§ **Excerpted passage**:
══════════
DFW Word Notes
September 2, 2012 2:04 PM   Subscribe

Apparently, David Foster Wallace's "Word Notes" from the Oxford American Writer's Thesaurus show up in Mac OS X's native Dictionary app. Well, they do if you still use Snow Leopard (OSX 10.6). If you have Lion or Mountain Lion, you can browse through them here: (PDF). You can find more uncollected/unpublished DFW stuff (including pieces that will show up in the upcoming Flesh and Not Flesh essay collection) here.
posted by AceRock (24 comments total) 29 users marked this as a favorite
 
A favorite tidbit:
WORD NOTES impossibly

This is one of those adverbs that's formed from an adjective and can modify only modifiers, never verbs. Using these sorts of adverbs— impossibly fast, extraordinarily yummy, irreducibly complex—is an upscale educated speech tic that translates well to writing. Not only can the adverbs be as colorful/funny/snarky as you like, but the device is a neat way to up the formality of your prose without sacrificing personality; it makes the writer sound like an actual person, albeit a classy one. The big caveat is that you can't use these special-adverb-plus-adjective constructions more than once every few sentences or your prose starts to look like it's trying too hard. -DFW
posted by AceRock at 2:05 PM on September 2, 2012 [8 favorites]


also, the upcoming essay collection is called Both Flesh and Not.
══════════
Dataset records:
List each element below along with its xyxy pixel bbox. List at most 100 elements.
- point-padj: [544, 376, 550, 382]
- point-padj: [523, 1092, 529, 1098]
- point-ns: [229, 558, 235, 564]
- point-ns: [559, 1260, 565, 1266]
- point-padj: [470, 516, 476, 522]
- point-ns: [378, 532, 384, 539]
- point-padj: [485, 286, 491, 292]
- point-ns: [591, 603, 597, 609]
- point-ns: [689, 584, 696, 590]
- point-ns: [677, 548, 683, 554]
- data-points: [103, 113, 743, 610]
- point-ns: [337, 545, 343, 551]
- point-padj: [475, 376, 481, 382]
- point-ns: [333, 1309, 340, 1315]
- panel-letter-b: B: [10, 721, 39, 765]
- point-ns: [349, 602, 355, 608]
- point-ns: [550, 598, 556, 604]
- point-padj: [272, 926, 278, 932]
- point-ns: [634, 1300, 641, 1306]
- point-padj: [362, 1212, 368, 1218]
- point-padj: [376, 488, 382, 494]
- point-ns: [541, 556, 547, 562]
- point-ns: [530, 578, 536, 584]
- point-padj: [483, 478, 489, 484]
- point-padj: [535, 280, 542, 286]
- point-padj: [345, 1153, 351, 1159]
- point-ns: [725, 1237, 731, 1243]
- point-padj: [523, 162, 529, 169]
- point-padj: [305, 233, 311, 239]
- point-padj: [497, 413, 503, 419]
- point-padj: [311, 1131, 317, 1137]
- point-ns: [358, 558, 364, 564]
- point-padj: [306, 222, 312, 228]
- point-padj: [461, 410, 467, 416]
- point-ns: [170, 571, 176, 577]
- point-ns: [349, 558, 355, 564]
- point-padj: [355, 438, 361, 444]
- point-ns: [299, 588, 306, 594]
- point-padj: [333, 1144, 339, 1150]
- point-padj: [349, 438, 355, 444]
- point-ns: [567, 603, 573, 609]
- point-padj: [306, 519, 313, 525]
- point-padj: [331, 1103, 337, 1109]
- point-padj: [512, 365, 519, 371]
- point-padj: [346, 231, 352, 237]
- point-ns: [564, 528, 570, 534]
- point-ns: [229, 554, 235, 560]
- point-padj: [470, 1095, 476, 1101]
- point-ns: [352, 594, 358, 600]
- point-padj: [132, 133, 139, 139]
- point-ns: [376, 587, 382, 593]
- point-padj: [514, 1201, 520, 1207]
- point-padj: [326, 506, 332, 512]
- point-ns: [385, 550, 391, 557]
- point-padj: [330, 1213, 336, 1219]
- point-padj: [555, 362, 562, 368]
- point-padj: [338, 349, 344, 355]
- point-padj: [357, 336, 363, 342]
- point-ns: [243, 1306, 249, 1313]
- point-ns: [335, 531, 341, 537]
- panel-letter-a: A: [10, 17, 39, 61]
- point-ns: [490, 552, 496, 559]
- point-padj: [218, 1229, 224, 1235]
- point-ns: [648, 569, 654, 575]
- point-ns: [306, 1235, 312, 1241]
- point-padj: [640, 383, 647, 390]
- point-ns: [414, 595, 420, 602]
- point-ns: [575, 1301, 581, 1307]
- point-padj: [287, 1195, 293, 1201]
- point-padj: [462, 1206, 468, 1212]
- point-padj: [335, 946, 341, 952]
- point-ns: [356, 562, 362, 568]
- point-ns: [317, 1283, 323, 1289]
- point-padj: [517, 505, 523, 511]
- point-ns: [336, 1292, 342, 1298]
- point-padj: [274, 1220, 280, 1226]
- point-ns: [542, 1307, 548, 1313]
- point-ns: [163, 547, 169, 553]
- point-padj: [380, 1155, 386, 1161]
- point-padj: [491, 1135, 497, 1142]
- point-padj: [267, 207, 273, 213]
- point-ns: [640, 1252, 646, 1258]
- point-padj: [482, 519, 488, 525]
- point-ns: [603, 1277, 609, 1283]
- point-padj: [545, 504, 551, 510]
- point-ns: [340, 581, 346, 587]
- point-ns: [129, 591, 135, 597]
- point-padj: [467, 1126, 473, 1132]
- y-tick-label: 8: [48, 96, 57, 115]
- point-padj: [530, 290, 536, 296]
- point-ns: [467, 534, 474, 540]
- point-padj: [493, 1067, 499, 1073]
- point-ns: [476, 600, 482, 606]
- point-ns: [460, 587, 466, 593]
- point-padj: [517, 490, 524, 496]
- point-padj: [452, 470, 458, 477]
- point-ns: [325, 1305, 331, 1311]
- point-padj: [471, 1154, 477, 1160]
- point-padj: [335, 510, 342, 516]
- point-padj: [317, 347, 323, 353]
══════════
§ **List of tasks**:
- A) Answer these questions about the post on David Foster Wallace's Word Notes, one per line:
(i) Which version of Mac OS X still shows the Word Notes in the native Dictionary app?
(ii) What caveat does the note on "impossibly" give about adverb-plus-adjective constructions?
(iii) How many comments does the post have in total?
- B) Write the next part of the post on David Foster Wallace's Word Notes, continuing after its final comment.

§ **Answers for the exercise**:
- A)
(i) Snow Leopard (OSX 10.6).
(ii) You can't use them more than once every few sentences, or your prose starts to look like it's trying too hard.
(iii) 24 comments.

- B)
posted by AceRock at 2:11 PM on September 2, 2012


I dunno. I'm still using Snow Leopard and tried the pulchritude example from the first link and got No Entries Found.
posted by Thorzdad at 2:17 PM on September 2, 2012


Ah yeah noticed that too. Try looking up beauty in the thesaurus.
posted by AceRock at 2:19 PM on September 2, 2012


Ah. That works. Cool.
posted by Thorzdad at 2:20 PM on September 2, 2012


I'm on Mountain Lion and 'impossibly' still has the DFW note under the thesaurus entry.
posted by xmutex at 2:22 PM on September 2, 2012


On Mountain Lion, I get the DFW note under "pulchritude".
posted by Apropos of Something at 2:26 PM on September 2, 2012


A friend discovered this entirely by accident a year or so back, and I still find it completely charming. Thanks for the further info!
posted by Narrative Priorities at 2:34 PM on September 2, 2012


I'd rather have Bill Bryson notes.
posted by GallonOfAlan at 2:43 PM on September 2, 2012


Man, when DFW, inventor of the second-degree footnote, says your prose looks like it's trying too hard, you should probably take the hint.
posted by eurypteris at 2:47 PM on September 2, 2012 [6 favorites]


Do you think he was dissing Jonathan Safran Foer's book title "Extremely Loud and Incredibly Close"? I hope so.
posted by scose at 2:49 PM on September 2, 2012 [1 favorite]


xmutex: “I'm on Mountain Lion and 'impossibly' still has the DFW note under the thesaurus entry.”

Apropos of Something: “On Mountain Lion, I get the DFW note under 'pulchritude'.”

Impossibly, they left the DFW bits in.
posted by koeselitz at 2:49 PM on September 2, 2012


I have the OAWT sitting right over there....think I'll pick it up again.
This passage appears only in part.